◆ Task details ◆
Collect the lines of the entries where "detached" shows up.

(Rows from a dataset)
(begin)

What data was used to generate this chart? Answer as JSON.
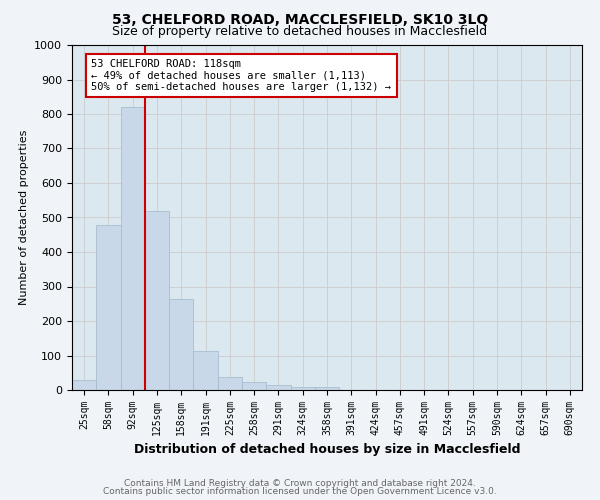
{
  "title1": "53, CHELFORD ROAD, MACCLESFIELD, SK10 3LQ",
  "title2": "Size of property relative to detached houses in Macclesfield",
  "xlabel": "Distribution of detached houses by size in Macclesfield",
  "ylabel": "Number of detached properties",
  "categories": [
    "25sqm",
    "58sqm",
    "92sqm",
    "125sqm",
    "158sqm",
    "191sqm",
    "225sqm",
    "258sqm",
    "291sqm",
    "324sqm",
    "358sqm",
    "391sqm",
    "424sqm",
    "457sqm",
    "491sqm",
    "524sqm",
    "557sqm",
    "590sqm",
    "624sqm",
    "657sqm",
    "690sqm"
  ],
  "values": [
    30,
    478,
    820,
    518,
    265,
    112,
    38,
    22,
    15,
    8,
    10,
    0,
    0,
    0,
    0,
    0,
    0,
    0,
    0,
    0,
    0
  ],
  "bar_color": "#c8d8e8",
  "bar_edge_color": "#a0b8cc",
  "vline_color": "#cc0000",
  "annotation_text": "53 CHELFORD ROAD: 118sqm\n← 49% of detached houses are smaller (1,113)\n50% of semi-detached houses are larger (1,132) →",
  "annotation_box_color": "#ffffff",
  "annotation_box_edge": "#cc0000",
  "ylim": [
    0,
    1000
  ],
  "yticks": [
    0,
    100,
    200,
    300,
    400,
    500,
    600,
    700,
    800,
    900,
    1000
  ],
  "grid_color": "#cccccc",
  "bg_color": "#dce8f0",
  "fig_bg_color": "#f0f4f8",
  "footer1": "Contains HM Land Registry data © Crown copyright and database right 2024.",
  "footer2": "Contains public sector information licensed under the Open Government Licence v3.0.",
  "title1_fontsize": 10,
  "title2_fontsize": 9,
  "xlabel_fontsize": 9,
  "ylabel_fontsize": 8,
  "tick_fontsize": 7,
  "annotation_fontsize": 7.5,
  "footer_fontsize": 6.5
}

(end)

◆ Answer to this exercise ◆
  "title2": "Size of property relative to detached houses in Macclesfield",
  "xlabel": "Distribution of detached houses by size in Macclesfield",
  "ylabel": "Number of detached properties",
  "annotation_text": "53 CHELFORD ROAD: 118sqm\n← 49% of detached houses are smaller (1,113)\n50% of semi-detached houses are larger (1,132) →",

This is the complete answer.